[[ Text under study open ]]
You should be able to use Heimdall to unlock the bootloader, but there isn’t currently a build of LineageOS or DivestOS for this phone, so unfortunately you cannot yet flash a custom ROM (AFAIK). However, rooting should work if you need this (although it can hurt your security a bit).
I’d recommend removing Google Play Services and replacing it with microG, although this may be complicated.
The best solution, however, is probably to exchange the phone for a more versatile model, such as a Google Pixel or a Fairphone.
While many devices don’t have ROMs built for them, any recent device should work with a GSI.
I just bought a tab s8, as I know Andy yan’s LineageOS 20 works on it from other users’ reports. I currently use it on my old tab 10.8 2019.
[[ Text under study closed ]]
### Task to carry out
Retype the forum thread about custom phone software from "The best solution, however, is" to "tab 10.8 2019.". The lines below come from a different source.
[[ Dataset content open ]]
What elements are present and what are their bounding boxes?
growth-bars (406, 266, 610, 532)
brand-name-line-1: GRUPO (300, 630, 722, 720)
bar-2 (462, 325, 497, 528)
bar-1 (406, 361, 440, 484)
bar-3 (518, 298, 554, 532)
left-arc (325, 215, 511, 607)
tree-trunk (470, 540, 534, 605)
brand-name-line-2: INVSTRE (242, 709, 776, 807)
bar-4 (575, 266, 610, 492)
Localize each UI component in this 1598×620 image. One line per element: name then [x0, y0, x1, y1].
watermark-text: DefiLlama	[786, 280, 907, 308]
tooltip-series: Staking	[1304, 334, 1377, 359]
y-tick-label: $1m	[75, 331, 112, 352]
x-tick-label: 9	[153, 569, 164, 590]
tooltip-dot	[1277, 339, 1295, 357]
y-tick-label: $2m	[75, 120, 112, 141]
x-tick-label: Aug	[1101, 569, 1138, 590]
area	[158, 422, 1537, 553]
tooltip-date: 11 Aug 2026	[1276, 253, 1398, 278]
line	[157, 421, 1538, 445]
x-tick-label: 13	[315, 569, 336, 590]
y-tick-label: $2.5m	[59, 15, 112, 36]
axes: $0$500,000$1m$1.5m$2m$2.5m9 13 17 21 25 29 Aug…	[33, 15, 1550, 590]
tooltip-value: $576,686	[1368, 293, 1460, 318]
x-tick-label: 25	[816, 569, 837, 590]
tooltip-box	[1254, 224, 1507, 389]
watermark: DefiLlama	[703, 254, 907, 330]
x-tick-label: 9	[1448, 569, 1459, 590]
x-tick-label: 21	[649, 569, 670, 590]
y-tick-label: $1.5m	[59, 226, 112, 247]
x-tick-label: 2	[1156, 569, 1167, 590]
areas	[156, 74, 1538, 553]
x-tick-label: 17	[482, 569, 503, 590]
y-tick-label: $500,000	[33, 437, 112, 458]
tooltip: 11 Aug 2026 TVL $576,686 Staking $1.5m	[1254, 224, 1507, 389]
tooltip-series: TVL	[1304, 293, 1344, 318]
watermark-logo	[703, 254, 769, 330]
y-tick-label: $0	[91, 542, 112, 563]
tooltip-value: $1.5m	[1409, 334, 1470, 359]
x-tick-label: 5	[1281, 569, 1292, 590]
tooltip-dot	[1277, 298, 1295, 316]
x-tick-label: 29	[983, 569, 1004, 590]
[[ Dataset content closed ]]
### Exercise output
The best solution, however, is probably to exchange the phone for a more versatile model, such as a Google Pixel or a Fairphone.
While many devices don’t have ROMs built for them, any recent device should work with a GSI.
I just bought a tab s8, as I know Andy yan’s LineageOS 20 works on it from other users’ reports. I currently use it on my old tab 10.8 2019.